** Start Dataset entries **
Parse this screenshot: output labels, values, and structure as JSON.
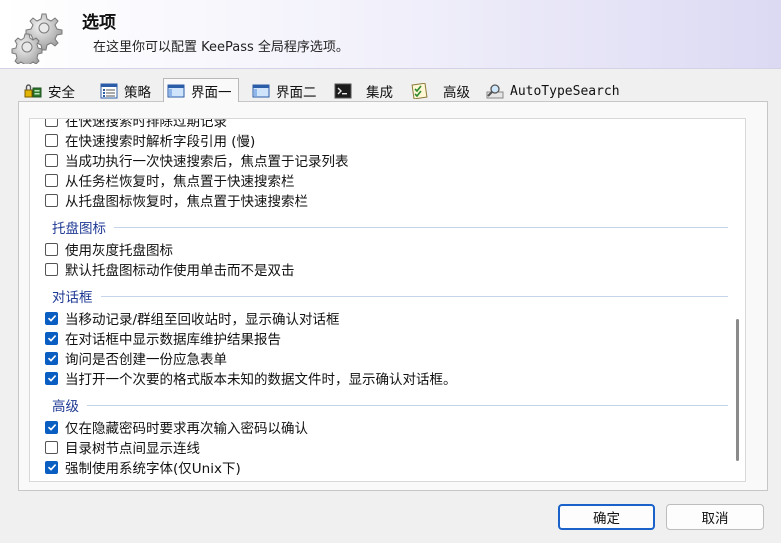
{
  "header": {
    "title": "选项",
    "subtitle": "在这里你可以配置 KeePass 全局程序选项。"
  },
  "tabs": [
    {
      "label": "安全",
      "icon": "security-icon"
    },
    {
      "label": "策略",
      "icon": "policy-list-icon"
    },
    {
      "label": "界面一",
      "icon": "window-icon",
      "active": true
    },
    {
      "label": "界面二",
      "icon": "window-icon"
    },
    {
      "label": "集成",
      "icon": "console-icon"
    },
    {
      "label": "高级",
      "icon": "checklist-icon"
    },
    {
      "label": "AutoTypeSearch",
      "icon": "magnifier-icon"
    }
  ],
  "options": {
    "top_items": [
      {
        "label": "在快速搜索时排除过期记录",
        "checked": false
      },
      {
        "label": "在快速搜索时解析字段引用 (慢)",
        "checked": false
      },
      {
        "label": "当成功执行一次快速搜索后，焦点置于记录列表",
        "checked": false
      },
      {
        "label": "从任务栏恢复时，焦点置于快速搜索栏",
        "checked": false
      },
      {
        "label": "从托盘图标恢复时，焦点置于快速搜索栏",
        "checked": false
      }
    ],
    "groups": [
      {
        "title": "托盘图标",
        "items": [
          {
            "label": "使用灰度托盘图标",
            "checked": false
          },
          {
            "label": "默认托盘图标动作使用单击而不是双击",
            "checked": false
          }
        ]
      },
      {
        "title": "对话框",
        "items": [
          {
            "label": "当移动记录/群组至回收站时，显示确认对话框",
            "checked": true
          },
          {
            "label": "在对话框中显示数据库维护结果报告",
            "checked": true
          },
          {
            "label": "询问是否创建一份应急表单",
            "checked": true
          },
          {
            "label": "当打开一个次要的格式版本未知的数据文件时，显示确认对话框。",
            "checked": true
          }
        ]
      },
      {
        "title": "高级",
        "items": [
          {
            "label": "仅在隐藏密码时要求再次输入密码以确认",
            "checked": true
          },
          {
            "label": "目录树节点间显示连线",
            "checked": false
          },
          {
            "label": "强制使用系统字体(仅Unix下)",
            "checked": true
          }
        ]
      }
    ]
  },
  "buttons": {
    "ok": "确定",
    "cancel": "取消"
  },
  "colors": {
    "accent": "#0a5ec2",
    "group_title": "#1f3a93"
  }
}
** End Dataset entries **
*Requirements*:
Of all the lines in the listing above, how many contain the word "icon"? Answer with the number alone.

*Output for this task*:
7